--- START OF Entries supplied ---

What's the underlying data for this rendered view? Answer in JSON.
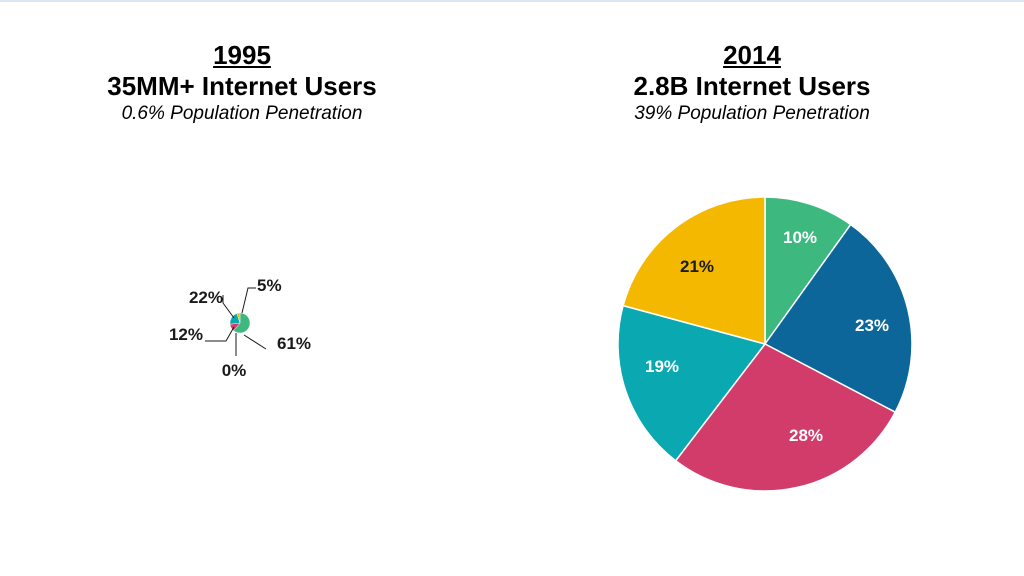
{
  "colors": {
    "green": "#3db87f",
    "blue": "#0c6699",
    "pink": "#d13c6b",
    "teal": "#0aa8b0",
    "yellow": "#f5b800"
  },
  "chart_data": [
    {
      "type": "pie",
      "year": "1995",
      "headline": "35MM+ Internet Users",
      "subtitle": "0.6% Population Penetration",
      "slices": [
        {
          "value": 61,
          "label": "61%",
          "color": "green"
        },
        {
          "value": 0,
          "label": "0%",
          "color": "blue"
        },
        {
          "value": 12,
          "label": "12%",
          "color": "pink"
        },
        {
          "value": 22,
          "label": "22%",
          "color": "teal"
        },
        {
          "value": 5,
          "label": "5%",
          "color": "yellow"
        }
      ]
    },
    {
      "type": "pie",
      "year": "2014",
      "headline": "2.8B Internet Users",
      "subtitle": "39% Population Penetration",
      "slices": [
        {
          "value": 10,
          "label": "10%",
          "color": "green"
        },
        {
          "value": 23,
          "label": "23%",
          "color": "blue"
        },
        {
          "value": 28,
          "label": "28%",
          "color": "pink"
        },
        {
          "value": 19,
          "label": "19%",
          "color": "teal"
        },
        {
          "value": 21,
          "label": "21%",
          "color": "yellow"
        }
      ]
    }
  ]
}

--- END OF Entries supplied ---

◆ **The problem**:
Leave out the pictures and copy the rest of the material above exactly.

◆ **Task solution**:
What's the underlying data for this rendered view? Answer in JSON.
{
  "colors": {
    "green": "#3db87f",
    "blue": "#0c6699",
    "pink": "#d13c6b",
    "teal": "#0aa8b0",
    "yellow": "#f5b800"
  },
  "chart_data": [
    {
      "type": "pie",
      "year": "1995",
      "headline": "35MM+ Internet Users",
      "subtitle": "0.6% Population Penetration",
      "slices": [
        {
          "value": 61,
          "label": "61%",
          "color": "green"
        },
        {
          "value": 0,
          "label": "0%",
          "color": "blue"
        },
        {
          "value": 12,
          "label": "12%",
          "color": "pink"
        },
        {
          "value": 22,
          "label": "22%",
          "color": "teal"
        },
        {
          "value": 5,
          "label": "5%",
          "color": "yellow"
        }
      ]
    },
    {
      "type": "pie",
      "year": "2014",
      "headline": "2.8B Internet Users",
      "subtitle": "39% Population Penetration",
      "slices": [
        {
          "value": 10,
          "label": "10%",
          "color": "green"
        },
        {
          "value": 23,
          "label": "23%",
          "color": "blue"
        },
        {
          "value": 28,
          "label": "28%",
          "color": "pink"
        },
        {
          "value": 19,
          "label": "19%",
          "color": "teal"
        },
        {
          "value": 21,
          "label": "21%",
          "color": "yellow"
        }
      ]
    }
  ]
}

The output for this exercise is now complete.